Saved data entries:

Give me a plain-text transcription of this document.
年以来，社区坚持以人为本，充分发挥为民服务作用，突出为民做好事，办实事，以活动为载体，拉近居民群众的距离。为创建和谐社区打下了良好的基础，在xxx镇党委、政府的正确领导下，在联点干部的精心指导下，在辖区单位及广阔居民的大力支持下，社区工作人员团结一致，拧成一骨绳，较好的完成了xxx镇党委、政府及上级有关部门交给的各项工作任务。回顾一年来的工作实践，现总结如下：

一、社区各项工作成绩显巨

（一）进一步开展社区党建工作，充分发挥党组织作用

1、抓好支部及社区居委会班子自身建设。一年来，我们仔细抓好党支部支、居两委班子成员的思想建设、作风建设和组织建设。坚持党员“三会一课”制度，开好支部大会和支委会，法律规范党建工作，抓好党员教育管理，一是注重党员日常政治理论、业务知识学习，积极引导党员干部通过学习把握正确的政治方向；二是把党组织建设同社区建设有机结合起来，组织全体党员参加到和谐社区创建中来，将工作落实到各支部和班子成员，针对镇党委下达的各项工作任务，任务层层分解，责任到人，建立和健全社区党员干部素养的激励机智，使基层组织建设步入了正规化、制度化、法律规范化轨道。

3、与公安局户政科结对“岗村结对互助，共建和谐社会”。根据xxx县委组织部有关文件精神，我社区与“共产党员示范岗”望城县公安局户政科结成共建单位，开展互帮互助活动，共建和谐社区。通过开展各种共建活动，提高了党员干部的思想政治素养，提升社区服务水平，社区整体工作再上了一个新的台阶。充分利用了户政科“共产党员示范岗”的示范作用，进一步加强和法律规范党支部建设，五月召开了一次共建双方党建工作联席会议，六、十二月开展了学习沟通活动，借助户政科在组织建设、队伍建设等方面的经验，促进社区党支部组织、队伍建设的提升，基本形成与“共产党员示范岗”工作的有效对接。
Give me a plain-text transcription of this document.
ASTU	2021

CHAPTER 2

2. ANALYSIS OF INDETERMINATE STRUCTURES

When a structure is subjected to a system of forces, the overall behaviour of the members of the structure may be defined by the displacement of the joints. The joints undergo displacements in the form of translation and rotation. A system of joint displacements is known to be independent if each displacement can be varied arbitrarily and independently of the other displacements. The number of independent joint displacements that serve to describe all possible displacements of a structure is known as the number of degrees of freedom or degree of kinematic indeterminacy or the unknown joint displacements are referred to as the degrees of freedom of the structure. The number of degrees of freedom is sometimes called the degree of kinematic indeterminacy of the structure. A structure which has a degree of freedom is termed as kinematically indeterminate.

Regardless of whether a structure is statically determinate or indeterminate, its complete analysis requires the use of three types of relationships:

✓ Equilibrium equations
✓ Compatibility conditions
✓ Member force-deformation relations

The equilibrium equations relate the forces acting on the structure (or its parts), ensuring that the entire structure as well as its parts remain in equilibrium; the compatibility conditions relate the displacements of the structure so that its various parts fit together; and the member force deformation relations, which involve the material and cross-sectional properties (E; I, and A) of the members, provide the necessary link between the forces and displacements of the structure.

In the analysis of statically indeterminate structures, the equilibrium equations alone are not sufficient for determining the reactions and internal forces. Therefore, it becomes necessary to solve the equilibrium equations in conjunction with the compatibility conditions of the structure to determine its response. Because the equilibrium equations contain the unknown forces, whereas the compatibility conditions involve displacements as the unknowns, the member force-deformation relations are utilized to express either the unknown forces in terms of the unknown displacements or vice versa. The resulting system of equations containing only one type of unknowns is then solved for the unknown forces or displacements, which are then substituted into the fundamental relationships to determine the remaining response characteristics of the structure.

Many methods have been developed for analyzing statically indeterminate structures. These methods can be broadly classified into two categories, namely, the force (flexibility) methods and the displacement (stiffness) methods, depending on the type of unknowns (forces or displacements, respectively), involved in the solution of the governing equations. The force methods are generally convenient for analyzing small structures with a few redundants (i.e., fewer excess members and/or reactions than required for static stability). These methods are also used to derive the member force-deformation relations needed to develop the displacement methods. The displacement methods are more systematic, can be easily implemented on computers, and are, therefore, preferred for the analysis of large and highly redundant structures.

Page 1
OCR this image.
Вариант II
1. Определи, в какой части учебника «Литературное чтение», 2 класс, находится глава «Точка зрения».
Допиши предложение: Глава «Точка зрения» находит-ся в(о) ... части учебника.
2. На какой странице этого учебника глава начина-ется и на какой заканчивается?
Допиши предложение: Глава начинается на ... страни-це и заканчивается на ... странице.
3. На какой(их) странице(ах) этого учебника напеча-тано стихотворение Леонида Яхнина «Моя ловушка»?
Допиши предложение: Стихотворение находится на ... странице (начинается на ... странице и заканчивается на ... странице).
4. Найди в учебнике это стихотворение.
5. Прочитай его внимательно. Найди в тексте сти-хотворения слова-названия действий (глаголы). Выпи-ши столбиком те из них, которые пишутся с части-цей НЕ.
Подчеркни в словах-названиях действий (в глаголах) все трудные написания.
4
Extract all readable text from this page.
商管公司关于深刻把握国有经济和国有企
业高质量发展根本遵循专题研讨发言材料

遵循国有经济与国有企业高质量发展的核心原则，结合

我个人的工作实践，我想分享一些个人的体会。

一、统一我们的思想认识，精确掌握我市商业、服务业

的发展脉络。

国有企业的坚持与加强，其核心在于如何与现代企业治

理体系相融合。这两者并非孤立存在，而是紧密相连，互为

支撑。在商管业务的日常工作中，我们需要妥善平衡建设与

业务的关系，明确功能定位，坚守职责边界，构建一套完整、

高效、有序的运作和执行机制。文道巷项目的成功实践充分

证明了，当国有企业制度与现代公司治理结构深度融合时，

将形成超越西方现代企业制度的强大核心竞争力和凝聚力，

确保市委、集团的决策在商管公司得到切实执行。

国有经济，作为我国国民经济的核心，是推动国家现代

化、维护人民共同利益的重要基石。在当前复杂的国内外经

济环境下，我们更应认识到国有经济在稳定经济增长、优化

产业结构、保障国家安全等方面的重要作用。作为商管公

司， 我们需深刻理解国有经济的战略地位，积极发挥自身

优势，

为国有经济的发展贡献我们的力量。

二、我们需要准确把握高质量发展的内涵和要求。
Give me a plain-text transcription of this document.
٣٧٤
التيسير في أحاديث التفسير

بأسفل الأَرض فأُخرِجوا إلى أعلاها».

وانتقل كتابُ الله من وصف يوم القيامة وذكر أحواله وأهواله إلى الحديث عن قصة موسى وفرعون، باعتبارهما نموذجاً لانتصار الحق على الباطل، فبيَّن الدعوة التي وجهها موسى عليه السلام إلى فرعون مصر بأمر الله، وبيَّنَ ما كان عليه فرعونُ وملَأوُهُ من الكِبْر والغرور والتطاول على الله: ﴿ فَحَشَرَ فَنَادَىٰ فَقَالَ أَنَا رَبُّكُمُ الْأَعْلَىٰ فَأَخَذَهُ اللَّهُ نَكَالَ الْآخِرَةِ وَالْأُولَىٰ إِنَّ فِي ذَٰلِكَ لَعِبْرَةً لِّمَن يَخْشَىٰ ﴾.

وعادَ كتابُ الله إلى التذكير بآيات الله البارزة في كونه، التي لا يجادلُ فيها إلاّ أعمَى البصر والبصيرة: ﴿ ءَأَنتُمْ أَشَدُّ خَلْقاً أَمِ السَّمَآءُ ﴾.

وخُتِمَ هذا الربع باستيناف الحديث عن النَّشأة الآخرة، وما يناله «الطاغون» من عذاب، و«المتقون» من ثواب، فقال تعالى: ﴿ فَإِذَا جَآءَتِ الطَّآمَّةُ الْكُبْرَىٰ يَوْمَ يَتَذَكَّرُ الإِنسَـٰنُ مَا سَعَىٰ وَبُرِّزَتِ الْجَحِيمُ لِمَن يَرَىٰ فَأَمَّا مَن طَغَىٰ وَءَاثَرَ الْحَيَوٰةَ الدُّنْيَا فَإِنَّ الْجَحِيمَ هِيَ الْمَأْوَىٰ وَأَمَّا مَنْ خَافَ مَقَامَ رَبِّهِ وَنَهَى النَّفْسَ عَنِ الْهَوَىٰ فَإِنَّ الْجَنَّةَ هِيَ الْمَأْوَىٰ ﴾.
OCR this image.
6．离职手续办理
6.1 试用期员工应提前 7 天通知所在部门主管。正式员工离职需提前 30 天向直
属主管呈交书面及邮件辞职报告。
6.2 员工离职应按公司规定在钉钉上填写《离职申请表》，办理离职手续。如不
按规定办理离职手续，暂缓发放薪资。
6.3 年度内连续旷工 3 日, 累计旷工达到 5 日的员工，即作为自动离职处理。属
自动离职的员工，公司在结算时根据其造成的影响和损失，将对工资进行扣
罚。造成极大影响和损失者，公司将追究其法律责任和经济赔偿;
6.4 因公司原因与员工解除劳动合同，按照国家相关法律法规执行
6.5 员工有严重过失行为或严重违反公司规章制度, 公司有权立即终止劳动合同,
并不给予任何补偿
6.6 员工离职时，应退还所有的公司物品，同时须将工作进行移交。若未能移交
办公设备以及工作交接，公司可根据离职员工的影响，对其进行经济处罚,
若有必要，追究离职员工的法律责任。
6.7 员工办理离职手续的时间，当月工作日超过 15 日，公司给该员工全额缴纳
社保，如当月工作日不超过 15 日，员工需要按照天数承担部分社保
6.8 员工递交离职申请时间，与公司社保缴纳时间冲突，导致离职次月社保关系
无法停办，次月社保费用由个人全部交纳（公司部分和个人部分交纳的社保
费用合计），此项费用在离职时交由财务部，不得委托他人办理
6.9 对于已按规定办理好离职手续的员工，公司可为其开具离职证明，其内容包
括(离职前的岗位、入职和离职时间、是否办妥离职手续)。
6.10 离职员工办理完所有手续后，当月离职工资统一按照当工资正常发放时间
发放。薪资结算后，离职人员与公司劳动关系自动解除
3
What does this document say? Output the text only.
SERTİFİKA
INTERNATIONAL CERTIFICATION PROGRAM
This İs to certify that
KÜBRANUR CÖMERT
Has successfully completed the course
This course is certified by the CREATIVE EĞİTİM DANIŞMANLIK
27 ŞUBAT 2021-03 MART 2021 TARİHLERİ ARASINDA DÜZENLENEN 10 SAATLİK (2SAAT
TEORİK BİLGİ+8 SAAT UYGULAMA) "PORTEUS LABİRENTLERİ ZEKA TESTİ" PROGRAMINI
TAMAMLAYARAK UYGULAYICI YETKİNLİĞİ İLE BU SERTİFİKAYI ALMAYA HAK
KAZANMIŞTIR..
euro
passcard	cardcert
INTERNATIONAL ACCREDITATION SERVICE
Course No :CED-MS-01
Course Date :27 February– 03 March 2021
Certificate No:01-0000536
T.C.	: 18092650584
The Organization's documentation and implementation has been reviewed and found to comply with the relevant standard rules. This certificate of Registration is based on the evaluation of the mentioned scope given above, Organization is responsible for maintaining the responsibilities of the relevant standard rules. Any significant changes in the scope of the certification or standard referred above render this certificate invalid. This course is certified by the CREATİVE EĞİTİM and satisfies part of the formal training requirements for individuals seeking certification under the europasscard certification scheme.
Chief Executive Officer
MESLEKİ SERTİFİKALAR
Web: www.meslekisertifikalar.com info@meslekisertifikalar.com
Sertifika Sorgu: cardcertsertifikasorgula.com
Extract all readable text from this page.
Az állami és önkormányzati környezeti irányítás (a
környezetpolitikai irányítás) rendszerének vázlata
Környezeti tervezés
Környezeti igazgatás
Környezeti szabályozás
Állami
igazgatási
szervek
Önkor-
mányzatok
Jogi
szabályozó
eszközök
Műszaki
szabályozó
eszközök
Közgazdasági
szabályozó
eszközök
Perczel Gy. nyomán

◆ **PROMPT**:
For each line of the entries that includes "предложение", show that line.

◆ **EXERCISE RESULT**:
Допиши предложение: Глава «Точка зрения» находит-ся в(о) ... части учебника.
Допиши предложение: Глава начинается на ... страни-це и заканчивается на ... странице.
Допиши предложение: Стихотворение находится на ... странице (начинается на ... странице и заканчивается на ... странице).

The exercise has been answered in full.